PROBLEM TO WORK ON ▸ What follows is a block of records; restate each one word for word.

RECORDS FOR THIS EXERCISE ▸
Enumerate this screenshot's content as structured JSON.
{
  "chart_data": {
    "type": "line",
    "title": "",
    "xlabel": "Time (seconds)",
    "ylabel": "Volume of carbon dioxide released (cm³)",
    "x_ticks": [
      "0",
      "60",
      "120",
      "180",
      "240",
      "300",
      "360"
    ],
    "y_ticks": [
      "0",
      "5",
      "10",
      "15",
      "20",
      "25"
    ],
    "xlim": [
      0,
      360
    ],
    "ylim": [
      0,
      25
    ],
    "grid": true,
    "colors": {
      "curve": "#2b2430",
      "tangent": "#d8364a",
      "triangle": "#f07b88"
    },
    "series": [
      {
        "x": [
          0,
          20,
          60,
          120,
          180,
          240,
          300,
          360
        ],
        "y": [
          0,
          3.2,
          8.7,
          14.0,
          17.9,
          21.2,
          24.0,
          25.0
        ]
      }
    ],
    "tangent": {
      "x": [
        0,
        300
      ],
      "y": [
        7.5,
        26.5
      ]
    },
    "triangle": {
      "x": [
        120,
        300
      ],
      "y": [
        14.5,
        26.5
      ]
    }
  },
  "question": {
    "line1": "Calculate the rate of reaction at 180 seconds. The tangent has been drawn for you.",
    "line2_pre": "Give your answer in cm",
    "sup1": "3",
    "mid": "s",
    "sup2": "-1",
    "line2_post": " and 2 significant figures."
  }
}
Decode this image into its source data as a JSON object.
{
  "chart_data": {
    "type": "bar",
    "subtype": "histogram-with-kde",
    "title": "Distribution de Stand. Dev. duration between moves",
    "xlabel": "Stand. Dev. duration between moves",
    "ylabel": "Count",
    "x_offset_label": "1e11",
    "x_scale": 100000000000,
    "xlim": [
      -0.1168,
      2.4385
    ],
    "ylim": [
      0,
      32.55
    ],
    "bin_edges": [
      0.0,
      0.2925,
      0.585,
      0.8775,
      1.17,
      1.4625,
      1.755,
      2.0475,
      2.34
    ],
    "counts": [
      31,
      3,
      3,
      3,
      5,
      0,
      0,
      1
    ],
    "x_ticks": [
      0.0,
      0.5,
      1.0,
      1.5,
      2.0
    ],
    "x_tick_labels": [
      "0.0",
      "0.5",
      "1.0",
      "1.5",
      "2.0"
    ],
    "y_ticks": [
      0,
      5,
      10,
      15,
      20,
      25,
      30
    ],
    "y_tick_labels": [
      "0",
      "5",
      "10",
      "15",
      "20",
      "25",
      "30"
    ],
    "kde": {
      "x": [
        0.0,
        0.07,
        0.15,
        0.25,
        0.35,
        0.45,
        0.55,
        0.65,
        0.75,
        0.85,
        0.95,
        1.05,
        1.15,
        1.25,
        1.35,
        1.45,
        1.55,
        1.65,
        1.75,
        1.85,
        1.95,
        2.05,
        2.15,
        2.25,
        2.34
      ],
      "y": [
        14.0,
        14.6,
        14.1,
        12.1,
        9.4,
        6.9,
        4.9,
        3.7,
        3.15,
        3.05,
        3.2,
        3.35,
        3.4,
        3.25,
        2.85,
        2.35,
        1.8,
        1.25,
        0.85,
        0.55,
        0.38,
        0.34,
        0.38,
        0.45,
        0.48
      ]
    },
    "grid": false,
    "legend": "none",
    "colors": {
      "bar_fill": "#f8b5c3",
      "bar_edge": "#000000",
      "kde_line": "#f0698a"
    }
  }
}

EXERCISE RESULT ▸
Enumerate this screenshot's content as structured JSON.
{
  "chart_data": {
    "type": "line",
    "title": "",
    "xlabel": "Time (seconds)",
    "ylabel": "Volume of carbon dioxide released (cm³)",
    "x_ticks": [
      "0",
      "60",
      "120",
      "180",
      "240",
      "300",
      "360"
    ],
    "y_ticks": [
      "0",
      "5",
      "10",
      "15",
      "20",
      "25"
    ],
    "xlim": [
      0,
      360
    ],
    "ylim": [
      0,
      25
    ],
    "grid": true,
    "colors": {
      "curve": "#2b2430",
      "tangent": "#d8364a",
      "triangle": "#f07b88"
    },
    "series": [
      {
        "x": [
          0,
          20,
          60,
          120,
          180,
          240,
          300,
          360
        ],
        "y": [
          0,
          3.2,
          8.7,
          14.0,
          17.9,
          21.2,
          24.0,
          25.0
        ]
      }
    ],
    "tangent": {
      "x": [
        0,
        300
      ],
      "y": [
        7.5,
        26.5
      ]
    },
    "triangle": {
      "x": [
        120,
        300
      ],
      "y": [
        14.5,
        26.5
      ]
    }
  },
  "question": {
    "line1": "Calculate the rate of reaction at 180 seconds. The tangent has been drawn for you.",
    "line2_pre": "Give your answer in cm",
    "sup1": "3",
    "mid": "s",
    "sup2": "-1",
    "line2_post": " and 2 significant figures."
  }
}
Decode this image into its source data as a JSON object.
{
  "chart_data": {
    "type": "bar",
    "subtype": "histogram-with-kde",
    "title": "Distribution de Stand. Dev. duration between moves",
    "xlabel": "Stand. Dev. duration between moves",
    "ylabel": "Count",
    "x_offset_label": "1e11",
    "x_scale": 100000000000,
    "xlim": [
      -0.1168,
      2.4385
    ],
    "ylim": [
      0,
      32.55
    ],
    "bin_edges": [
      0.0,
      0.2925,
      0.585,
      0.8775,
      1.17,
      1.4625,
      1.755,
      2.0475,
      2.34
    ],
    "counts": [
      31,
      3,
      3,
      3,
      5,
      0,
      0,
      1
    ],
    "x_ticks": [
      0.0,
      0.5,
      1.0,
      1.5,
      2.0
    ],
    "x_tick_labels": [
      "0.0",
      "0.5",
      "1.0",
      "1.5",
      "2.0"
    ],
    "y_ticks": [
      0,
      5,
      10,
      15,
      20,
      25,
      30
    ],
    "y_tick_labels": [
      "0",
      "5",
      "10",
      "15",
      "20",
      "25",
      "30"
    ],
    "kde": {
      "x": [
        0.0,
        0.07,
        0.15,
        0.25,
        0.35,
        0.45,
        0.55,
        0.65,
        0.75,
        0.85,
        0.95,
        1.05,
        1.15,
        1.25,
        1.35,
        1.45,
        1.55,
        1.65,
        1.75,
        1.85,
        1.95,
        2.05,
        2.15,
        2.25,
        2.34
      ],
      "y": [
        14.0,
        14.6,
        14.1,
        12.1,
        9.4,
        6.9,
        4.9,
        3.7,
        3.15,
        3.05,
        3.2,
        3.35,
        3.4,
        3.25,
        2.85,
        2.35,
        1.8,
        1.25,
        0.85,
        0.55,
        0.38,
        0.34,
        0.38,
        0.45,
        0.48
      ]
    },
    "grid": false,
    "legend": "none",
    "colors": {
      "bar_fill": "#f8b5c3",
      "bar_edge": "#000000",
      "kde_line": "#f0698a"
    }
  }
}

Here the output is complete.